GIVEN DATA ::
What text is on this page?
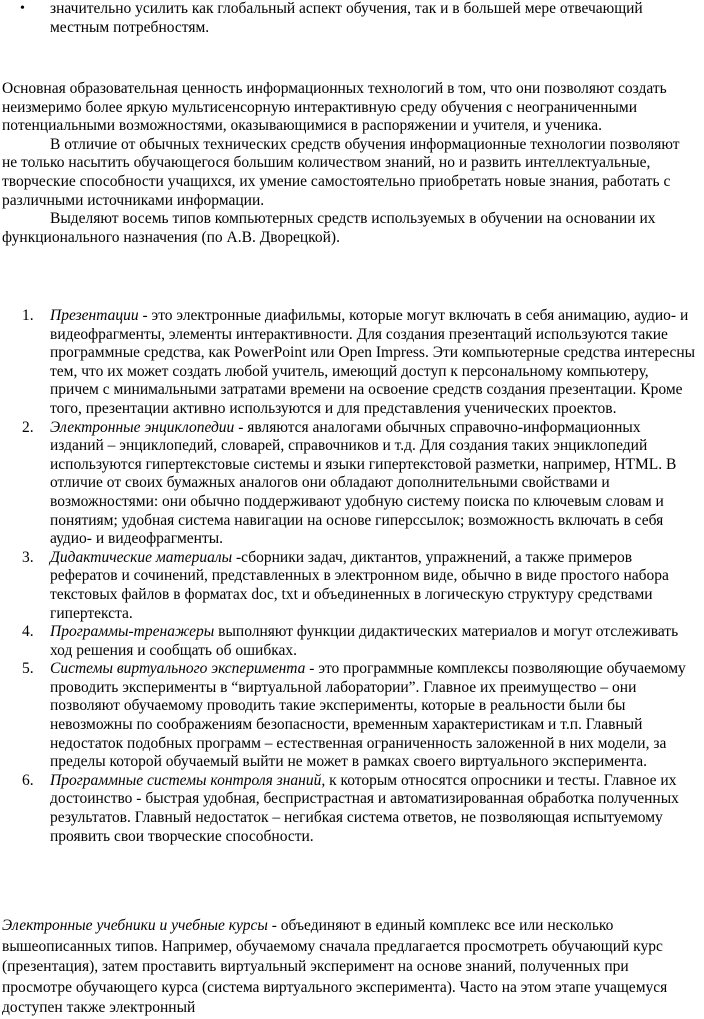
• значительно усилить как глобальный аспект обучения, так и в большей мере отвечающий местным потребностям.

Основная образовательная ценность информационных технологий в том, что они позволяют создать неизмеримо более яркую мультисенсорную интерактивную среду обучения с неограниченными потенциальными возможностями, оказывающимися в распоряжении и учителя, и ученика.

В отличие от обычных технических средств обучения информационные технологии позволяют не только насытить обучающегося большим количеством знаний, но и развить интеллектуальные, творческие способности учащихся, их умение самостоятельно приобретать новые знания, работать с различными источниками информации.

Выделяют восемь типов компьютерных средств используемых в обучении на основании их функционального назначения (по А.В. Дворецкой).

1. Презентации - это электронные диафильмы, которые могут включать в себя анимацию, аудио- и видеофрагменты, элементы интерактивности. Для создания презентаций используются такие программные средства, как PowerPoint или Open Impress. Эти компьютерные средства интересны тем, что их может создать любой учитель, имеющий доступ к персональному компьютеру, причем с минимальными затратами времени на освоение средств создания презентации. Кроме того, презентации активно используются и для представления ученических проектов.
2. Электронные энциклопедии - являются аналогами обычных справочно-информационных изданий – энциклопедий, словарей, справочников и т.д. Для создания таких энциклопедий используются гипертекстовые системы и языки гипертекстовой разметки, например, HTML. В отличие от своих бумажных аналогов они обладают дополнительными свойствами и возможностями: они обычно поддерживают удобную систему поиска по ключевым словам и понятиям; удобная система навигации на основе гиперссылок; возможность включать в себя аудио- и видеофрагменты.
3. Дидактические материалы -сборники задач, диктантов, упражнений, а также примеров рефератов и сочинений, представленных в электронном виде, обычно в виде простого набора текстовых файлов в форматах doc, txt и объединенных в логическую структуру средствами гипертекста.
4. Программы-тренажеры выполняют функции дидактических материалов и могут отслеживать ход решения и сообщать об ошибках.
5. Системы виртуального эксперимента - это программные комплексы позволяющие обучаемому проводить эксперименты в “виртуальной лаборатории”. Главное их преимущество – они позволяют обучаемому проводить такие эксперименты, которые в реальности были бы невозможны по соображениям безопасности, временным характеристикам и т.п. Главный недостаток подобных программ – естественная ограниченность заложенной в них модели, за пределы которой обучаемый выйти не может в рамках своего виртуального эксперимента.
6. Программные системы контроля знаний, к которым относятся опросники и тесты. Главное их достоинство - быстрая удобная, беспристрастная и автоматизированная обработка полученных результатов. Главный недостаток – негибкая система ответов, не позволяющая испытуемому проявить свои творческие способности.
Электронные учебники и учебные курсы - объединяют в единый комплекс все или несколько вышеописанных типов. Например, обучаемому сначала предлагается просмотреть обучающий курс (презентация), затем проставить виртуальный эксперимент на основе знаний, полученных при просмотре обучающего курса (система виртуального эксперимента). Часто на этом этапе учащемуся доступен также электронный
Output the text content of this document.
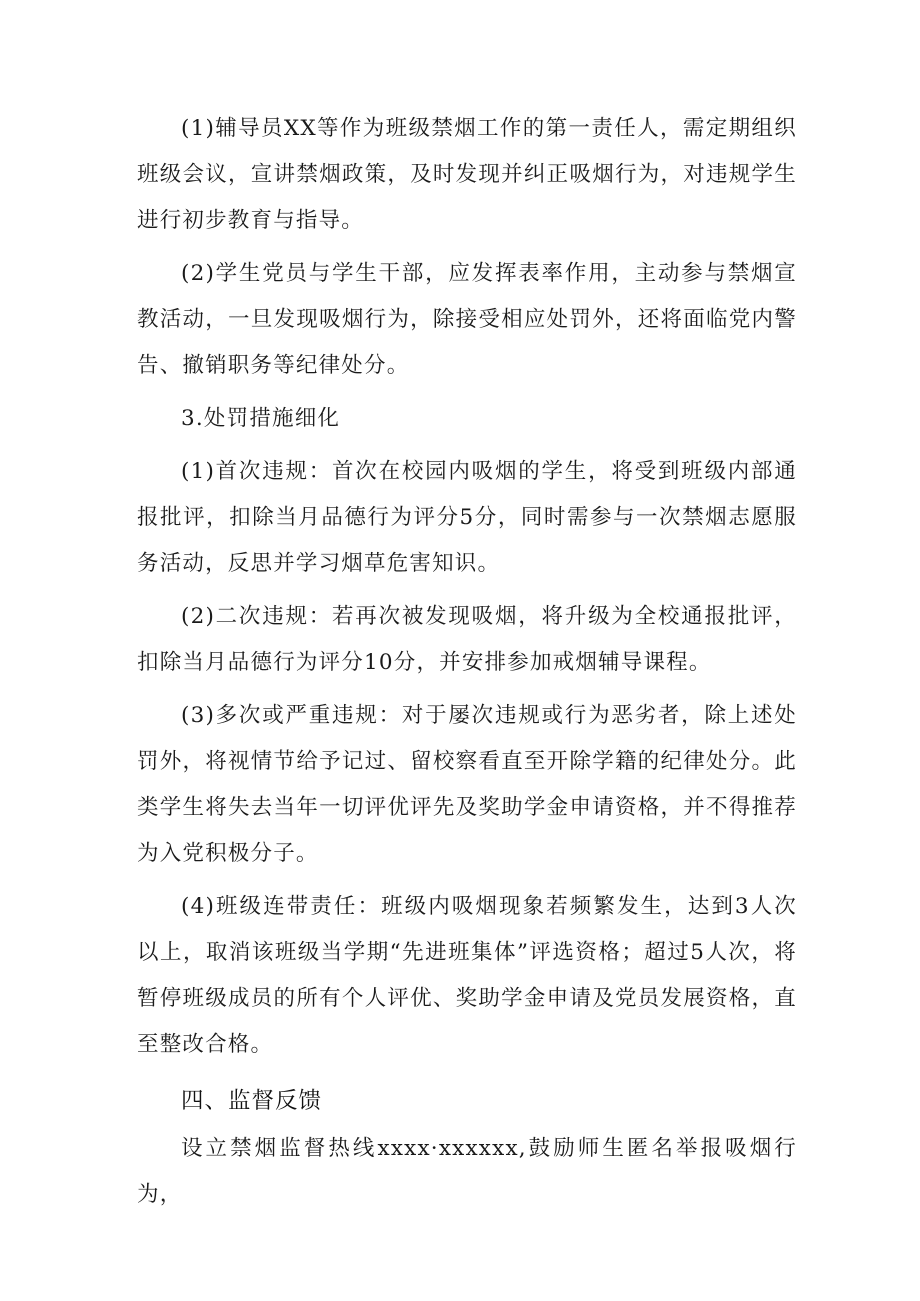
(1)辅导员XX等作为班级禁烟工作的第一责任人，需定期组织班级会议，宣讲禁烟政策，及时发现并纠正吸烟行为，对违规学生进行初步教育与指导。

(2)学生党员与学生干部，应发挥表率作用，主动参与禁烟宣教活动，一旦发现吸烟行为，除接受相应处罚外，还将面临党内警告、撤销职务等纪律处分。

3.处罚措施细化

(1)首次违规：首次在校园内吸烟的学生，将受到班级内部通报批评，扣除当月品德行为评分5分，同时需参与一次禁烟志愿服务活动，反思并学习烟草危害知识。

(2)二次违规：若再次被发现吸烟，将升级为全校通报批评，扣除当月品德行为评分10分，并安排参加戒烟辅导课程。

(3)多次或严重违规：对于屡次违规或行为恶劣者，除上述处罚外，将视情节给予记过、留校察看直至开除学籍的纪律处分。此类学生将失去当年一切评优评先及奖助学金申请资格，并不得推荐为入党积极分子。

(4)班级连带责任：班级内吸烟现象若频繁发生，达到3人次以上，取消该班级当学期“先进班集体”评选资格；超过5人次，将暂停班级成员的所有个人评优、奖助学金申请及党员发展资格，直至整改合格。

四、监督反馈

设立禁烟监督热线xxxx·xxxxxx,鼓励师生匿名举报吸烟行为，
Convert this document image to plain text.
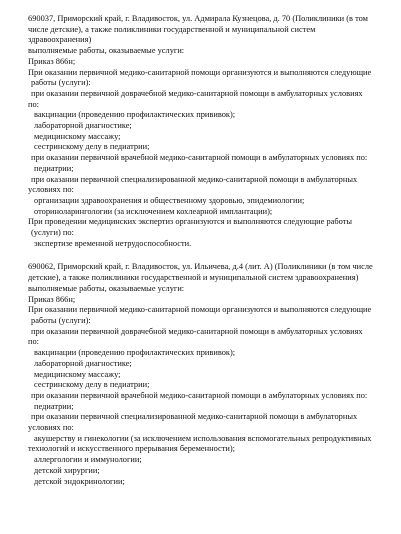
690037, Приморский край, г. Владивосток, ул. Адмирала Кузнецова, д. 70 (Поликлиники (в том
числе детские), а также поликлиники государственной и муниципальной систем
здравоохранения)
выполняемые работы, оказываемые услуги:
Приказ 866н;
При оказании первичной медико-санитарной помощи организуются и выполняются следующие
работы (услуги):
при оказании первичной доврачебной медико-санитарной помощи в амбулаторных условиях
по:
вакцинации (проведению профилактических прививок);
лабораторной диагностике;
медицинскому массажу;
сестринскому делу в педиатрии;
при оказании первичной врачебной медико-санитарной помощи в амбулаторных условиях по:
педиатрии;
при оказании первичной специализированной медико-санитарной помощи в амбулаторных
условиях по:
организации здравоохранения и общественному здоровью, эпидемиологии;
оториноларингологии (за исключением кохлеарной имплантации);
При проведении медицинских экспертиз организуются и выполняются следующие работы
(услуги) по:
экспертизе временной нетрудоспособности.
690062, Приморский край, г. Владивосток, ул. Ильичева, д.4 (лит. А) (Поликлиники (в том числе
детские), а также поликлиники государственной и муниципальной систем здравоохранения)
выполняемые работы, оказываемые услуги:
Приказ 866н;
При оказании первичной медико-санитарной помощи организуются и выполняются следующие
работы (услуги):
при оказании первичной доврачебной медико-санитарной помощи в амбулаторных условиях
по:
вакцинации (проведению профилактических прививок);
лабораторной диагностике;
медицинскому массажу;
сестринскому делу в педиатрии;
при оказании первичной врачебной медико-санитарной помощи в амбулаторных условиях по:
педиатрии;
при оказании первичной специализированной медико-санитарной помощи в амбулаторных
условиях по:
акушерству и гинекологии (за исключением использования вспомогательных репродуктивных
технологий и искусственного прерывания беременности);
аллергологии и иммунологии;
детской хирургии;
детской эндокринологии;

SHORT EXERCISE ::
Nothing in the entries above should change when they are printed again, except that the pictures are dropped.

FULL SOLUTION ::
What text is on this page?
• значительно усилить как глобальный аспект обучения, так и в большей мере отвечающий местным потребностям.

Основная образовательная ценность информационных технологий в том, что они позволяют создать неизмеримо более яркую мультисенсорную интерактивную среду обучения с неограниченными потенциальными возможностями, оказывающимися в распоряжении и учителя, и ученика.

В отличие от обычных технических средств обучения информационные технологии позволяют не только насытить обучающегося большим количеством знаний, но и развить интеллектуальные, творческие способности учащихся, их умение самостоятельно приобретать новые знания, работать с различными источниками информации.

Выделяют восемь типов компьютерных средств используемых в обучении на основании их функционального назначения (по А.В. Дворецкой).

1. Презентации - это электронные диафильмы, которые могут включать в себя анимацию, аудио- и видеофрагменты, элементы интерактивности. Для создания презентаций используются такие программные средства, как PowerPoint или Open Impress. Эти компьютерные средства интересны тем, что их может создать любой учитель, имеющий доступ к персональному компьютеру, причем с минимальными затратами времени на освоение средств создания презентации. Кроме того, презентации активно используются и для представления ученических проектов.
2. Электронные энциклопедии - являются аналогами обычных справочно-информационных изданий – энциклопедий, словарей, справочников и т.д. Для создания таких энциклопедий используются гипертекстовые системы и языки гипертекстовой разметки, например, HTML. В отличие от своих бумажных аналогов они обладают дополнительными свойствами и возможностями: они обычно поддерживают удобную систему поиска по ключевым словам и понятиям; удобная система навигации на основе гиперссылок; возможность включать в себя аудио- и видеофрагменты.
3. Дидактические материалы -сборники задач, диктантов, упражнений, а также примеров рефератов и сочинений, представленных в электронном виде, обычно в виде простого набора текстовых файлов в форматах doc, txt и объединенных в логическую структуру средствами гипертекста.
4. Программы-тренажеры выполняют функции дидактических материалов и могут отслеживать ход решения и сообщать об ошибках.
5. Системы виртуального эксперимента - это программные комплексы позволяющие обучаемому проводить эксперименты в “виртуальной лаборатории”. Главное их преимущество – они позволяют обучаемому проводить такие эксперименты, которые в реальности были бы невозможны по соображениям безопасности, временным характеристикам и т.п. Главный недостаток подобных программ – естественная ограниченность заложенной в них модели, за пределы которой обучаемый выйти не может в рамках своего виртуального эксперимента.
6. Программные системы контроля знаний, к которым относятся опросники и тесты. Главное их достоинство - быстрая удобная, беспристрастная и автоматизированная обработка полученных результатов. Главный недостаток – негибкая система ответов, не позволяющая испытуемому проявить свои творческие способности.
Электронные учебники и учебные курсы - объединяют в единый комплекс все или несколько вышеописанных типов. Например, обучаемому сначала предлагается просмотреть обучающий курс (презентация), затем проставить виртуальный эксперимент на основе знаний, полученных при просмотре обучающего курса (система виртуального эксперимента). Часто на этом этапе учащемуся доступен также электронный
Output the text content of this document.
(1)辅导员XX等作为班级禁烟工作的第一责任人，需定期组织班级会议，宣讲禁烟政策，及时发现并纠正吸烟行为，对违规学生进行初步教育与指导。

(2)学生党员与学生干部，应发挥表率作用，主动参与禁烟宣教活动，一旦发现吸烟行为，除接受相应处罚外，还将面临党内警告、撤销职务等纪律处分。

3.处罚措施细化

(1)首次违规：首次在校园内吸烟的学生，将受到班级内部通报批评，扣除当月品德行为评分5分，同时需参与一次禁烟志愿服务活动，反思并学习烟草危害知识。

(2)二次违规：若再次被发现吸烟，将升级为全校通报批评，扣除当月品德行为评分10分，并安排参加戒烟辅导课程。

(3)多次或严重违规：对于屡次违规或行为恶劣者，除上述处罚外，将视情节给予记过、留校察看直至开除学籍的纪律处分。此类学生将失去当年一切评优评先及奖助学金申请资格，并不得推荐为入党积极分子。

(4)班级连带责任：班级内吸烟现象若频繁发生，达到3人次以上，取消该班级当学期“先进班集体”评选资格；超过5人次，将暂停班级成员的所有个人评优、奖助学金申请及党员发展资格，直至整改合格。

四、监督反馈

设立禁烟监督热线xxxx·xxxxxx,鼓励师生匿名举报吸烟行为，
Convert this document image to plain text.
690037, Приморский край, г. Владивосток, ул. Адмирала Кузнецова, д. 70 (Поликлиники (в том
числе детские), а также поликлиники государственной и муниципальной систем
здравоохранения)
выполняемые работы, оказываемые услуги:
Приказ 866н;
При оказании первичной медико-санитарной помощи организуются и выполняются следующие
работы (услуги):
при оказании первичной доврачебной медико-санитарной помощи в амбулаторных условиях
по:
вакцинации (проведению профилактических прививок);
лабораторной диагностике;
медицинскому массажу;
сестринскому делу в педиатрии;
при оказании первичной врачебной медико-санитарной помощи в амбулаторных условиях по:
педиатрии;
при оказании первичной специализированной медико-санитарной помощи в амбулаторных
условиях по:
организации здравоохранения и общественному здоровью, эпидемиологии;
оториноларингологии (за исключением кохлеарной имплантации);
При проведении медицинских экспертиз организуются и выполняются следующие работы
(услуги) по:
экспертизе временной нетрудоспособности.
690062, Приморский край, г. Владивосток, ул. Ильичева, д.4 (лит. А) (Поликлиники (в том числе
детские), а также поликлиники государственной и муниципальной систем здравоохранения)
выполняемые работы, оказываемые услуги:
Приказ 866н;
При оказании первичной медико-санитарной помощи организуются и выполняются следующие
работы (услуги):
при оказании первичной доврачебной медико-санитарной помощи в амбулаторных условиях
по:
вакцинации (проведению профилактических прививок);
лабораторной диагностике;
медицинскому массажу;
сестринскому делу в педиатрии;
при оказании первичной врачебной медико-санитарной помощи в амбулаторных условиях по:
педиатрии;
при оказании первичной специализированной медико-санитарной помощи в амбулаторных
условиях по:
акушерству и гинекологии (за исключением использования вспомогательных репродуктивных
технологий и искусственного прерывания беременности);
аллергологии и иммунологии;
детской хирургии;
детской эндокринологии;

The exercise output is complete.